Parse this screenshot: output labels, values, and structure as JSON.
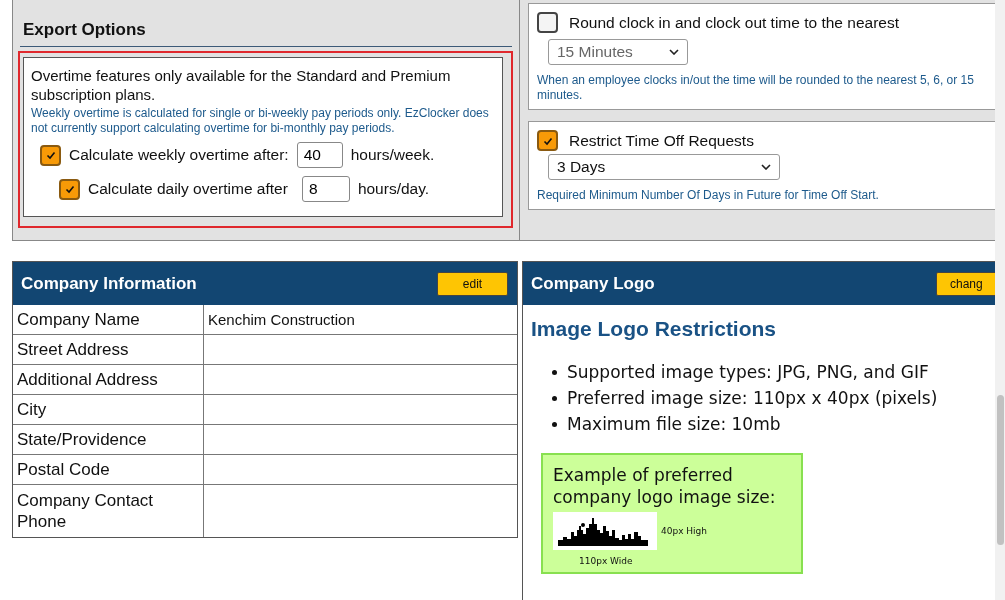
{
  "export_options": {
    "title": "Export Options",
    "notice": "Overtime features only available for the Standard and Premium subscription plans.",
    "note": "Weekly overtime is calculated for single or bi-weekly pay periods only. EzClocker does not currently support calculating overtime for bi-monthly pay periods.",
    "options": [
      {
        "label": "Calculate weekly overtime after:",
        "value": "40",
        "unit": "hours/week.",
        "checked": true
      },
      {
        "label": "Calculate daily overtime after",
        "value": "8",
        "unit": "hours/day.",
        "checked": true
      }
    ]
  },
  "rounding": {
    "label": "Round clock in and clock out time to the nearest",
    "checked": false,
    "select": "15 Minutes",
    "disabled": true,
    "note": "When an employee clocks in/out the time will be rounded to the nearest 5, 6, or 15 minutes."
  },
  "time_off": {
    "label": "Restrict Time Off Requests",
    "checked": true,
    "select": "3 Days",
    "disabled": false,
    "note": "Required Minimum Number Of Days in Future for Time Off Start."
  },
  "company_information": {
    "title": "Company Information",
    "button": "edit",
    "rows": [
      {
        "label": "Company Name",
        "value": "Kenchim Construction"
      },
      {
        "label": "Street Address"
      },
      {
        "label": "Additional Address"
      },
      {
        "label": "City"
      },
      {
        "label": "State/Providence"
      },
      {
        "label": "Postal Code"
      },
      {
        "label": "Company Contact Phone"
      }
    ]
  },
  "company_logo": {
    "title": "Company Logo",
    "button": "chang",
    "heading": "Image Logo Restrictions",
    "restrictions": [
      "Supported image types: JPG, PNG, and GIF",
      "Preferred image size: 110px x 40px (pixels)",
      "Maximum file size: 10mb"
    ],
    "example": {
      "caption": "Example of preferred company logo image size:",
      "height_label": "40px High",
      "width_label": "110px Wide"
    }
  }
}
==
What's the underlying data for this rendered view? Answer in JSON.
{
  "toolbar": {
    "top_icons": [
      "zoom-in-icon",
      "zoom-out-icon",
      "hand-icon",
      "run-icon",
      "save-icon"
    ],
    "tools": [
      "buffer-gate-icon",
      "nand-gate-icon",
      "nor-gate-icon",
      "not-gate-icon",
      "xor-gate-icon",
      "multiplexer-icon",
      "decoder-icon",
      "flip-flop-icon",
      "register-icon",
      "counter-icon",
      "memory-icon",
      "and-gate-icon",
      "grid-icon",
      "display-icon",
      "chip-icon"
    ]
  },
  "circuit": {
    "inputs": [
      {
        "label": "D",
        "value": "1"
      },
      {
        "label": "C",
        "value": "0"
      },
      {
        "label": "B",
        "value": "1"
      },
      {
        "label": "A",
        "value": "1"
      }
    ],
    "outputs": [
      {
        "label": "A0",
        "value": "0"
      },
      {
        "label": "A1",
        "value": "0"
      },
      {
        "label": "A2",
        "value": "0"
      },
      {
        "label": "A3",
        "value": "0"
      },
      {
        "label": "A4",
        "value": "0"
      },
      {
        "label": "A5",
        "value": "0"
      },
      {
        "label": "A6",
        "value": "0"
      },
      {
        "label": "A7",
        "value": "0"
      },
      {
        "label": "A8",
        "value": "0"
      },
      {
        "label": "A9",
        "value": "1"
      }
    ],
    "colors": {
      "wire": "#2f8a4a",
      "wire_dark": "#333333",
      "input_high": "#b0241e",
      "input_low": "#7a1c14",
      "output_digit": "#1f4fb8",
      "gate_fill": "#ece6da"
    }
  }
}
---
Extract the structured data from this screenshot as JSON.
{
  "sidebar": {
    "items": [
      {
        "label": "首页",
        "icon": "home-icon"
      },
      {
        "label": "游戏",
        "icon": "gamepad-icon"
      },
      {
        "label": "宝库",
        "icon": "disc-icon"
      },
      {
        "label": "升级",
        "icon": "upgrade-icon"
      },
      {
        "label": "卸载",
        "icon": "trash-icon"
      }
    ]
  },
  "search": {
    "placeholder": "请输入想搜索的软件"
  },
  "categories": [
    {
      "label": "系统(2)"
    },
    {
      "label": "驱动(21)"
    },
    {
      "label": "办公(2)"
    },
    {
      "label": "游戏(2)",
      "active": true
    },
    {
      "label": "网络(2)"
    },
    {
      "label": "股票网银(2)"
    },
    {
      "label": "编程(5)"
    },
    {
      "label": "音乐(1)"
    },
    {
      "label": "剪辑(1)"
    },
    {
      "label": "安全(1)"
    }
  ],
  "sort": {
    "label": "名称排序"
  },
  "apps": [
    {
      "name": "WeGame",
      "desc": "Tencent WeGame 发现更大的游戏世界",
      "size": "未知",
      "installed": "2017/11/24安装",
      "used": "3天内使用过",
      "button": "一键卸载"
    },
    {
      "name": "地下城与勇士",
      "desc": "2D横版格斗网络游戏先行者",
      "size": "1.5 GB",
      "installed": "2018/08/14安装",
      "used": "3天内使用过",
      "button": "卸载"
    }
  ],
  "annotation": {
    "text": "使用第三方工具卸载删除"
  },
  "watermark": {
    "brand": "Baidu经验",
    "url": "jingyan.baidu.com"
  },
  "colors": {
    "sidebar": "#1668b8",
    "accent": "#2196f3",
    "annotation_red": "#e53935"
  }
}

Your task –
Reply with nothing except the number of lines in the listing above that include the string "note".

Solution –
3